[Recorded data]
━━━━━━━━

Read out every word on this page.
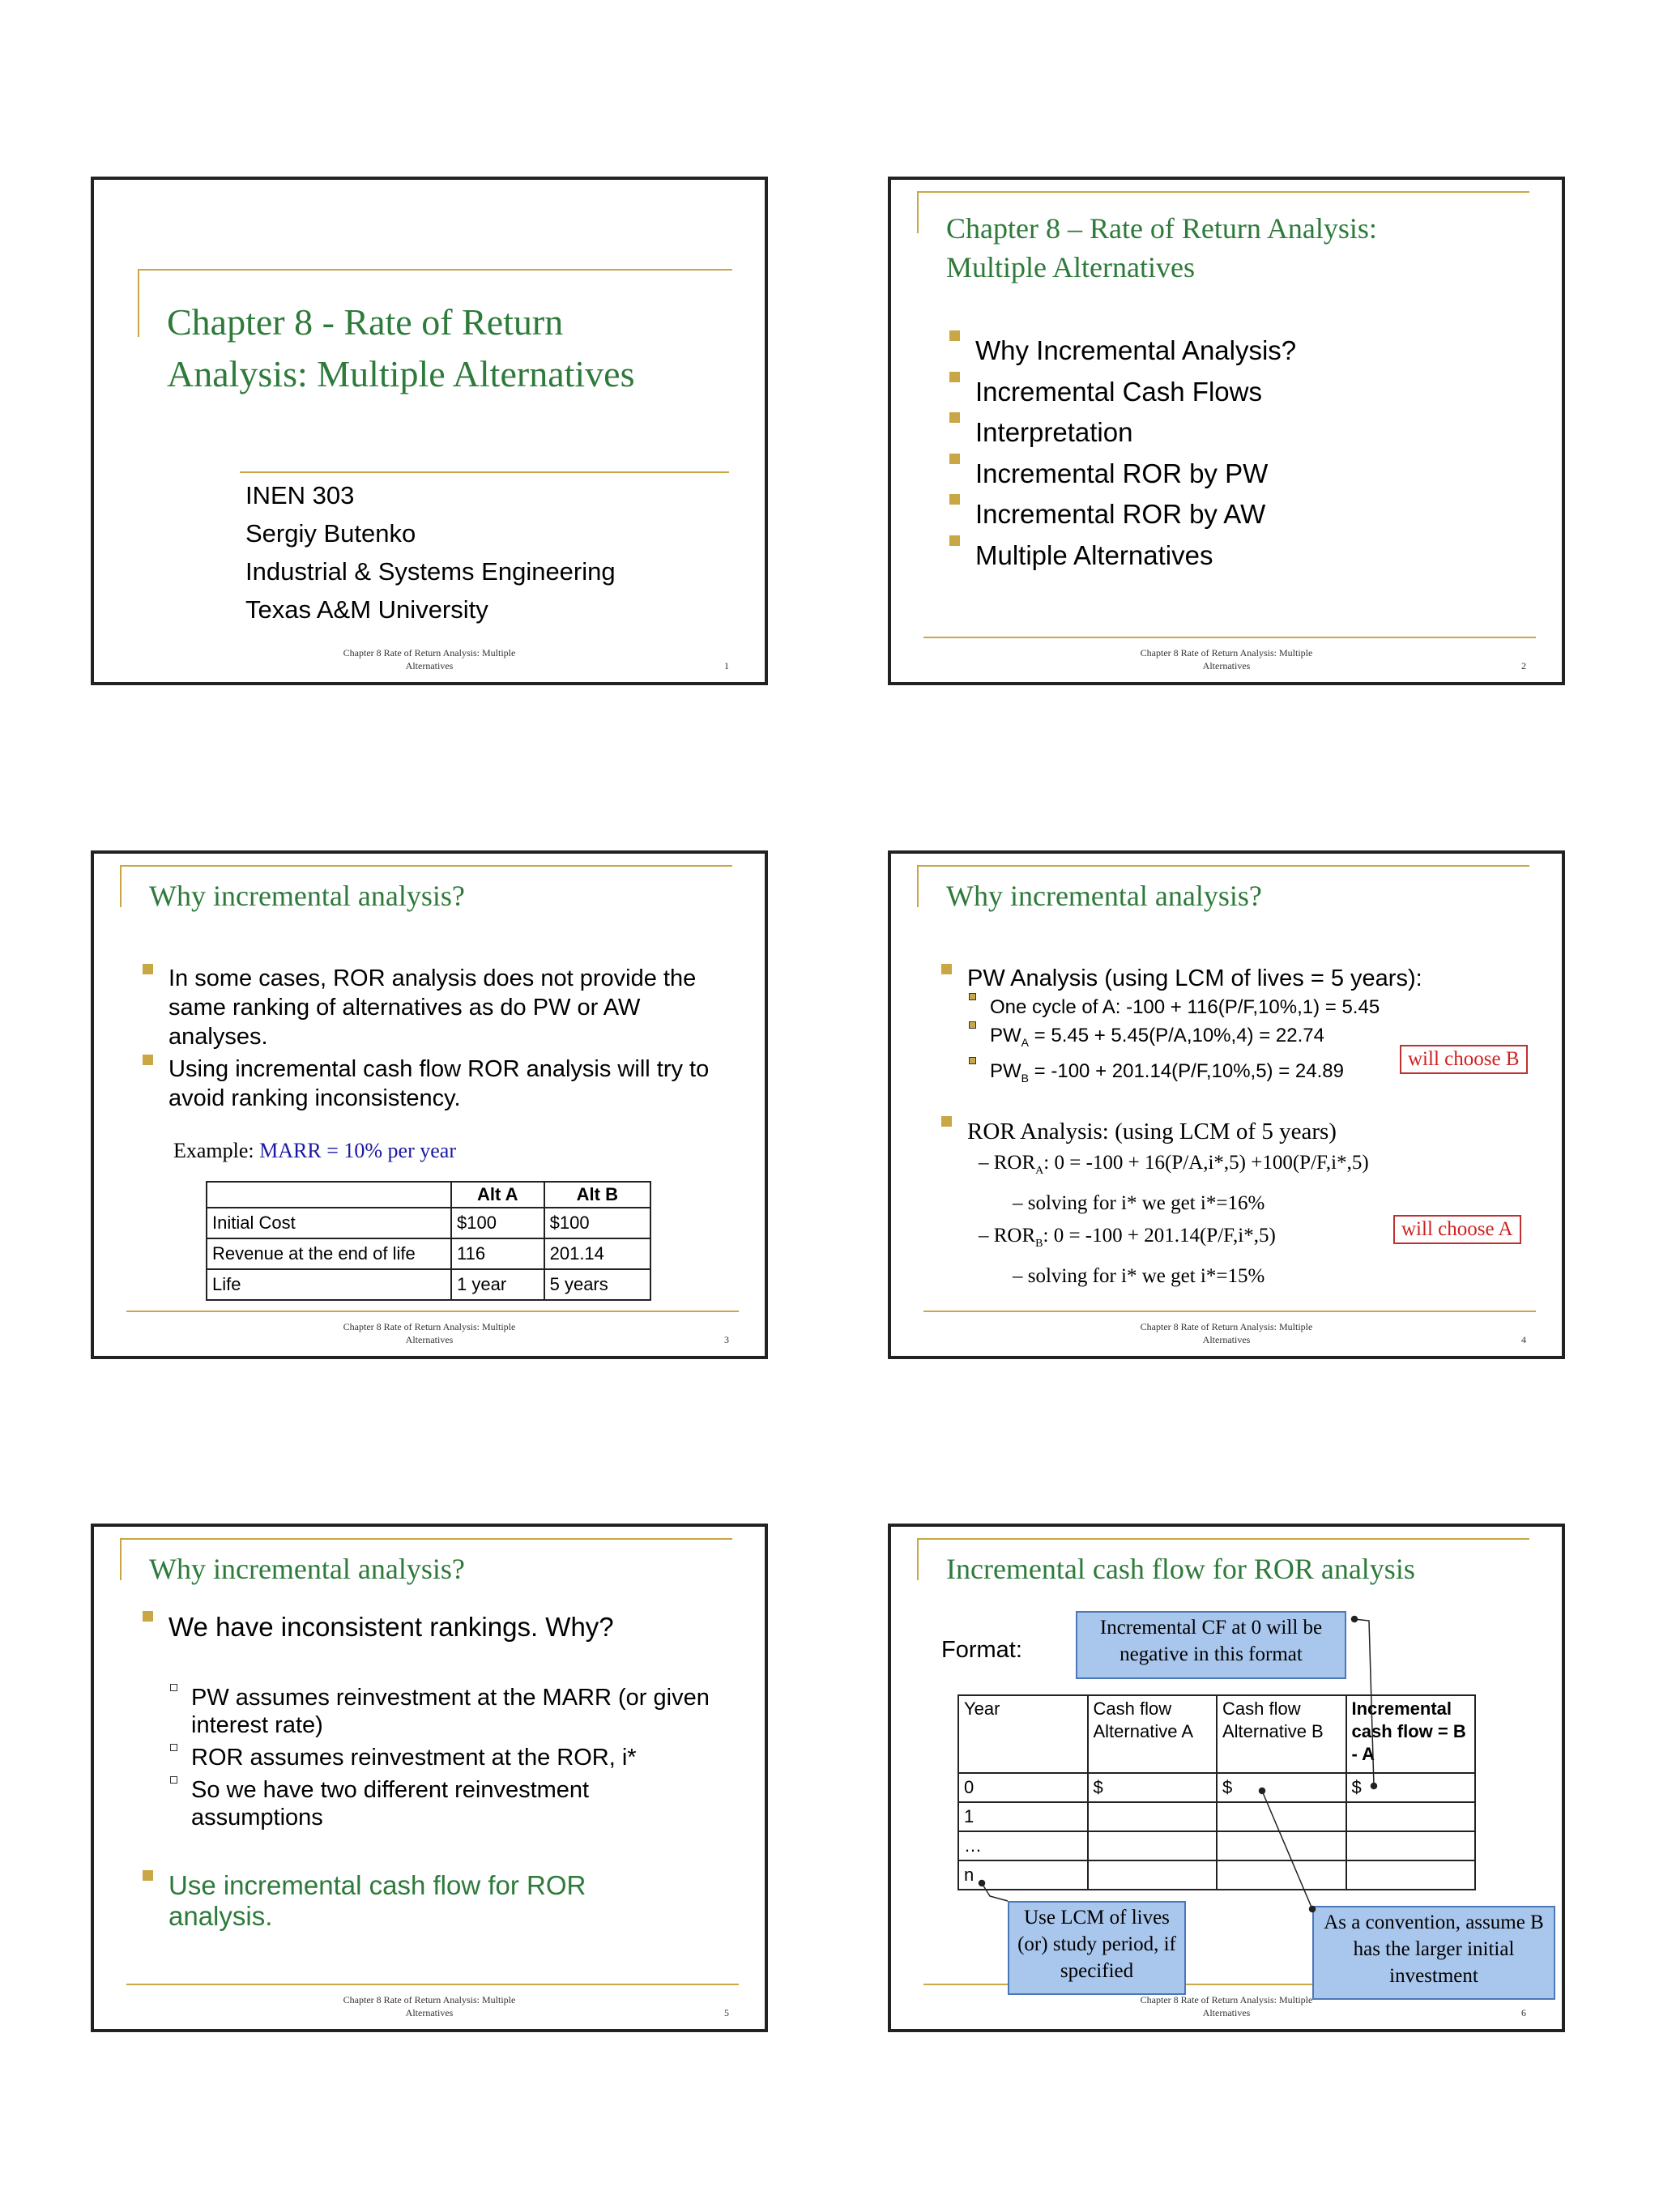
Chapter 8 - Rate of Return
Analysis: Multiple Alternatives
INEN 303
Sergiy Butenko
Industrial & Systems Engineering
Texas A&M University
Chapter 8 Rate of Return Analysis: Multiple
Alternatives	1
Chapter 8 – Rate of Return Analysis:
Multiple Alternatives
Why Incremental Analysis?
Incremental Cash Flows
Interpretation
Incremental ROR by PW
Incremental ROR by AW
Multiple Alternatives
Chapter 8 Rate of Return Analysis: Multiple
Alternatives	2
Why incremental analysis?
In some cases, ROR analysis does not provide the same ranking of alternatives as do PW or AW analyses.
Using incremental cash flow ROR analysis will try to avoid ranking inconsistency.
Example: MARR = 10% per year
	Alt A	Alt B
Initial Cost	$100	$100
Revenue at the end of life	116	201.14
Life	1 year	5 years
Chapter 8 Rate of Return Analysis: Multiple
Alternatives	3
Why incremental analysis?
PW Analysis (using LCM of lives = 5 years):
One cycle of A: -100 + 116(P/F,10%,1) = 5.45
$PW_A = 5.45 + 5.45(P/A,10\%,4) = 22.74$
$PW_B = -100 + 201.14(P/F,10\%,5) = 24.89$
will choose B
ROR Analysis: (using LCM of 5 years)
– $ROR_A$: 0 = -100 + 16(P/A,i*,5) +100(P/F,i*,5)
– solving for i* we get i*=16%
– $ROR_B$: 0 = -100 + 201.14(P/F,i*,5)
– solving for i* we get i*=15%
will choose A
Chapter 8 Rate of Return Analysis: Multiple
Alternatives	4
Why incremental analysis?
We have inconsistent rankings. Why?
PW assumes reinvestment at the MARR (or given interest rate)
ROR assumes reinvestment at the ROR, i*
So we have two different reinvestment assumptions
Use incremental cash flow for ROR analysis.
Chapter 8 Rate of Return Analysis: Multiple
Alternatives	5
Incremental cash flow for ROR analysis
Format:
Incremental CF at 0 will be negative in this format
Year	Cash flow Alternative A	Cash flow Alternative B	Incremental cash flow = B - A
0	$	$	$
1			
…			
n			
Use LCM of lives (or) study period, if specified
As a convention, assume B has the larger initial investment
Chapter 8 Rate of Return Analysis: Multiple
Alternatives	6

━━━━━━━━

**TASK TO COMPLETE**
Repeat the material above in full and exactly, omitting the pictures.

**SOLUTION FOR THIS EXERCISE**
Read out every word on this page.
Chapter 8 - Rate of Return
Analysis: Multiple Alternatives
INEN 303
Sergiy Butenko
Industrial & Systems Engineering
Texas A&M University
Chapter 8 Rate of Return Analysis: Multiple
Alternatives	1
Chapter 8 – Rate of Return Analysis:
Multiple Alternatives
Why Incremental Analysis?
Incremental Cash Flows
Interpretation
Incremental ROR by PW
Incremental ROR by AW
Multiple Alternatives
Chapter 8 Rate of Return Analysis: Multiple
Alternatives	2
Why incremental analysis?
In some cases, ROR analysis does not provide the same ranking of alternatives as do PW or AW analyses.
Using incremental cash flow ROR analysis will try to avoid ranking inconsistency.
Example: MARR = 10% per year
	Alt A	Alt B
Initial Cost	$100	$100
Revenue at the end of life	116	201.14
Life	1 year	5 years
Chapter 8 Rate of Return Analysis: Multiple
Alternatives	3
Why incremental analysis?
PW Analysis (using LCM of lives = 5 years):
One cycle of A: -100 + 116(P/F,10%,1) = 5.45
$PW_A = 5.45 + 5.45(P/A,10\%,4) = 22.74$
$PW_B = -100 + 201.14(P/F,10\%,5) = 24.89$
will choose B
ROR Analysis: (using LCM of 5 years)
– $ROR_A$: 0 = -100 + 16(P/A,i*,5) +100(P/F,i*,5)
– solving for i* we get i*=16%
– $ROR_B$: 0 = -100 + 201.14(P/F,i*,5)
– solving for i* we get i*=15%
will choose A
Chapter 8 Rate of Return Analysis: Multiple
Alternatives	4
Why incremental analysis?
We have inconsistent rankings. Why?
PW assumes reinvestment at the MARR (or given interest rate)
ROR assumes reinvestment at the ROR, i*
So we have two different reinvestment assumptions
Use incremental cash flow for ROR analysis.
Chapter 8 Rate of Return Analysis: Multiple
Alternatives	5
Incremental cash flow for ROR analysis
Format:
Incremental CF at 0 will be negative in this format
Year	Cash flow Alternative A	Cash flow Alternative B	Incremental cash flow = B - A
0	$	$	$
1			
…			
n			
Use LCM of lives (or) study period, if specified
As a convention, assume B has the larger initial investment
Chapter 8 Rate of Return Analysis: Multiple
Alternatives	6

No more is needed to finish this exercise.